#### Task requirements
Using the data beneath, show every line that includes the word "color".

#### Data to process
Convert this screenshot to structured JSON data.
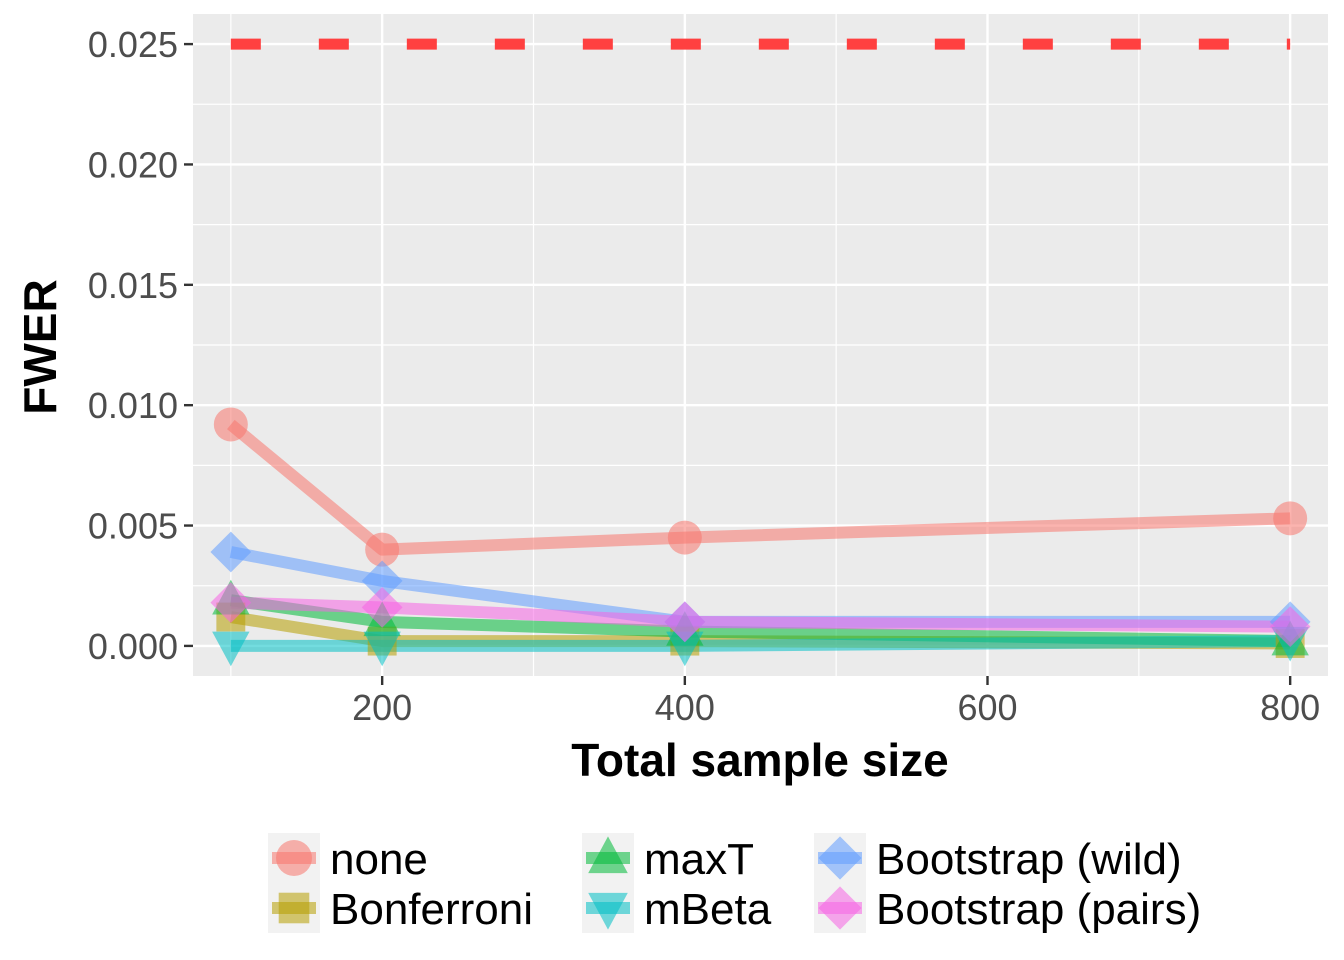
{
  "chart_data": {
    "type": "line",
    "title": "",
    "xlabel": "Total sample size",
    "ylabel": "FWER",
    "xlim": [
      75,
      825
    ],
    "ylim": [
      -0.00125,
      0.02625
    ],
    "x_ticks": [
      200,
      400,
      600,
      800
    ],
    "x_tick_labels": [
      "200",
      "400",
      "600",
      "800"
    ],
    "y_ticks": [
      0.0,
      0.005,
      0.01,
      0.015,
      0.02,
      0.025
    ],
    "y_tick_labels": [
      "0.000",
      "0.005",
      "0.010",
      "0.015",
      "0.020",
      "0.025"
    ],
    "x": [
      100,
      200,
      400,
      800
    ],
    "grid": true,
    "background": "#ebebeb",
    "legend_position": "bottom",
    "reference_line": {
      "y": 0.025,
      "color": "#ff4040",
      "style": "dashed"
    },
    "series": [
      {
        "name": "none",
        "color": "#f8766d",
        "marker": "circle",
        "values": [
          0.0092,
          0.004,
          0.0045,
          0.0053
        ]
      },
      {
        "name": "Bonferroni",
        "color": "#b79f00",
        "marker": "square",
        "values": [
          0.0012,
          0.0002,
          0.0002,
          0.0001
        ]
      },
      {
        "name": "maxT",
        "color": "#00ba38",
        "marker": "triangle-up",
        "values": [
          0.0019,
          0.001,
          0.0006,
          0.0002
        ]
      },
      {
        "name": "mBeta",
        "color": "#00bfc4",
        "marker": "triangle-down",
        "values": [
          0.0,
          0.0,
          0.0,
          0.0002
        ]
      },
      {
        "name": "Bootstrap (wild)",
        "color": "#619cff",
        "marker": "diamond",
        "values": [
          0.0039,
          0.0027,
          0.001,
          0.001
        ]
      },
      {
        "name": "Bootstrap (pairs)",
        "color": "#f564e3",
        "marker": "diamond",
        "values": [
          0.0018,
          0.0016,
          0.001,
          0.0008
        ]
      }
    ]
  }
}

#### Problem solution
      "color": "#ff4040",
        "color": "#f8766d",
        "color": "#b79f00",
        "color": "#00ba38",
        "color": "#00bfc4",
        "color": "#619cff",
        "color": "#f564e3",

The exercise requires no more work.